> _Aim of the exercise_:
Below is a block of records: output all of them exactly and leave out the pictures.

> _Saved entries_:
%%

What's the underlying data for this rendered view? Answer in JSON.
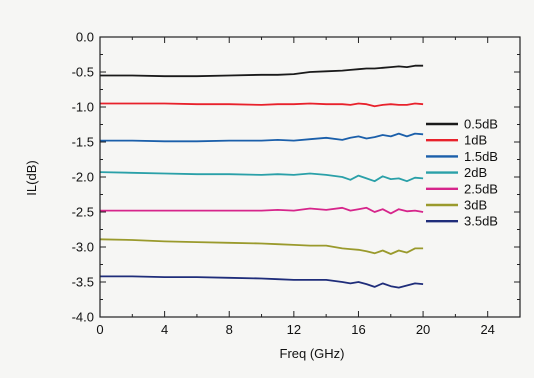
{
  "chart_data": {
    "type": "line",
    "title": "",
    "xlabel": "Freq (GHz)",
    "ylabel": "IL(dB)",
    "xlim": [
      0,
      26
    ],
    "ylim": [
      -4.0,
      0.0
    ],
    "x_ticks": [
      "0",
      "4",
      "8",
      "12",
      "16",
      "20",
      "24"
    ],
    "y_ticks": [
      "0.0",
      "-0.5",
      "-1.0",
      "-1.5",
      "-2.0",
      "-2.5",
      "-3.0",
      "-3.5",
      "-4.0"
    ],
    "grid": false,
    "legend_position": "right",
    "x": [
      0,
      2,
      4,
      6,
      8,
      10,
      11,
      12,
      13,
      14,
      15,
      15.5,
      16,
      16.5,
      17,
      17.5,
      18,
      18.5,
      19,
      19.5,
      20
    ],
    "series": [
      {
        "name": "0.5dB",
        "color": "#1a1a1a",
        "values": [
          -0.55,
          -0.55,
          -0.56,
          -0.56,
          -0.55,
          -0.54,
          -0.54,
          -0.53,
          -0.5,
          -0.49,
          -0.48,
          -0.47,
          -0.46,
          -0.45,
          -0.45,
          -0.44,
          -0.43,
          -0.42,
          -0.43,
          -0.41,
          -0.41
        ]
      },
      {
        "name": "1dB",
        "color": "#e8212b",
        "values": [
          -0.95,
          -0.95,
          -0.95,
          -0.96,
          -0.96,
          -0.97,
          -0.96,
          -0.96,
          -0.95,
          -0.96,
          -0.96,
          -0.97,
          -0.95,
          -0.96,
          -0.99,
          -0.97,
          -0.96,
          -0.97,
          -0.97,
          -0.95,
          -0.96
        ]
      },
      {
        "name": "1.5dB",
        "color": "#1b5faa",
        "values": [
          -1.48,
          -1.48,
          -1.49,
          -1.49,
          -1.48,
          -1.48,
          -1.47,
          -1.48,
          -1.46,
          -1.44,
          -1.47,
          -1.44,
          -1.42,
          -1.45,
          -1.43,
          -1.4,
          -1.42,
          -1.38,
          -1.42,
          -1.38,
          -1.39
        ]
      },
      {
        "name": "2dB",
        "color": "#2aa0a8",
        "values": [
          -1.93,
          -1.94,
          -1.95,
          -1.96,
          -1.96,
          -1.97,
          -1.96,
          -1.97,
          -1.95,
          -1.97,
          -2.0,
          -2.04,
          -1.98,
          -2.02,
          -2.06,
          -1.99,
          -2.03,
          -2.02,
          -2.06,
          -2.01,
          -2.02
        ]
      },
      {
        "name": "2.5dB",
        "color": "#d6258b",
        "values": [
          -2.48,
          -2.48,
          -2.48,
          -2.48,
          -2.48,
          -2.48,
          -2.47,
          -2.48,
          -2.45,
          -2.47,
          -2.44,
          -2.48,
          -2.46,
          -2.44,
          -2.5,
          -2.46,
          -2.52,
          -2.46,
          -2.49,
          -2.48,
          -2.5
        ]
      },
      {
        "name": "3dB",
        "color": "#9a9a2c",
        "values": [
          -2.89,
          -2.9,
          -2.92,
          -2.93,
          -2.94,
          -2.95,
          -2.96,
          -2.97,
          -2.98,
          -2.98,
          -3.02,
          -3.03,
          -3.04,
          -3.06,
          -3.09,
          -3.05,
          -3.1,
          -3.05,
          -3.08,
          -3.02,
          -3.02
        ]
      },
      {
        "name": "3.5dB",
        "color": "#1f2d7a",
        "values": [
          -3.42,
          -3.42,
          -3.43,
          -3.43,
          -3.44,
          -3.45,
          -3.46,
          -3.47,
          -3.47,
          -3.47,
          -3.5,
          -3.52,
          -3.5,
          -3.53,
          -3.57,
          -3.52,
          -3.56,
          -3.58,
          -3.55,
          -3.52,
          -3.53
        ]
      }
    ]
  }
}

%%

> _Task result_:
What's the underlying data for this rendered view? Answer in JSON.
{
  "chart_data": {
    "type": "line",
    "title": "",
    "xlabel": "Freq (GHz)",
    "ylabel": "IL(dB)",
    "xlim": [
      0,
      26
    ],
    "ylim": [
      -4.0,
      0.0
    ],
    "x_ticks": [
      "0",
      "4",
      "8",
      "12",
      "16",
      "20",
      "24"
    ],
    "y_ticks": [
      "0.0",
      "-0.5",
      "-1.0",
      "-1.5",
      "-2.0",
      "-2.5",
      "-3.0",
      "-3.5",
      "-4.0"
    ],
    "grid": false,
    "legend_position": "right",
    "x": [
      0,
      2,
      4,
      6,
      8,
      10,
      11,
      12,
      13,
      14,
      15,
      15.5,
      16,
      16.5,
      17,
      17.5,
      18,
      18.5,
      19,
      19.5,
      20
    ],
    "series": [
      {
        "name": "0.5dB",
        "color": "#1a1a1a",
        "values": [
          -0.55,
          -0.55,
          -0.56,
          -0.56,
          -0.55,
          -0.54,
          -0.54,
          -0.53,
          -0.5,
          -0.49,
          -0.48,
          -0.47,
          -0.46,
          -0.45,
          -0.45,
          -0.44,
          -0.43,
          -0.42,
          -0.43,
          -0.41,
          -0.41
        ]
      },
      {
        "name": "1dB",
        "color": "#e8212b",
        "values": [
          -0.95,
          -0.95,
          -0.95,
          -0.96,
          -0.96,
          -0.97,
          -0.96,
          -0.96,
          -0.95,
          -0.96,
          -0.96,
          -0.97,
          -0.95,
          -0.96,
          -0.99,
          -0.97,
          -0.96,
          -0.97,
          -0.97,
          -0.95,
          -0.96
        ]
      },
      {
        "name": "1.5dB",
        "color": "#1b5faa",
        "values": [
          -1.48,
          -1.48,
          -1.49,
          -1.49,
          -1.48,
          -1.48,
          -1.47,
          -1.48,
          -1.46,
          -1.44,
          -1.47,
          -1.44,
          -1.42,
          -1.45,
          -1.43,
          -1.4,
          -1.42,
          -1.38,
          -1.42,
          -1.38,
          -1.39
        ]
      },
      {
        "name": "2dB",
        "color": "#2aa0a8",
        "values": [
          -1.93,
          -1.94,
          -1.95,
          -1.96,
          -1.96,
          -1.97,
          -1.96,
          -1.97,
          -1.95,
          -1.97,
          -2.0,
          -2.04,
          -1.98,
          -2.02,
          -2.06,
          -1.99,
          -2.03,
          -2.02,
          -2.06,
          -2.01,
          -2.02
        ]
      },
      {
        "name": "2.5dB",
        "color": "#d6258b",
        "values": [
          -2.48,
          -2.48,
          -2.48,
          -2.48,
          -2.48,
          -2.48,
          -2.47,
          -2.48,
          -2.45,
          -2.47,
          -2.44,
          -2.48,
          -2.46,
          -2.44,
          -2.5,
          -2.46,
          -2.52,
          -2.46,
          -2.49,
          -2.48,
          -2.5
        ]
      },
      {
        "name": "3dB",
        "color": "#9a9a2c",
        "values": [
          -2.89,
          -2.9,
          -2.92,
          -2.93,
          -2.94,
          -2.95,
          -2.96,
          -2.97,
          -2.98,
          -2.98,
          -3.02,
          -3.03,
          -3.04,
          -3.06,
          -3.09,
          -3.05,
          -3.1,
          -3.05,
          -3.08,
          -3.02,
          -3.02
        ]
      },
      {
        "name": "3.5dB",
        "color": "#1f2d7a",
        "values": [
          -3.42,
          -3.42,
          -3.43,
          -3.43,
          -3.44,
          -3.45,
          -3.46,
          -3.47,
          -3.47,
          -3.47,
          -3.5,
          -3.52,
          -3.5,
          -3.53,
          -3.57,
          -3.52,
          -3.56,
          -3.58,
          -3.55,
          -3.52,
          -3.53
        ]
      }
    ]
  }
}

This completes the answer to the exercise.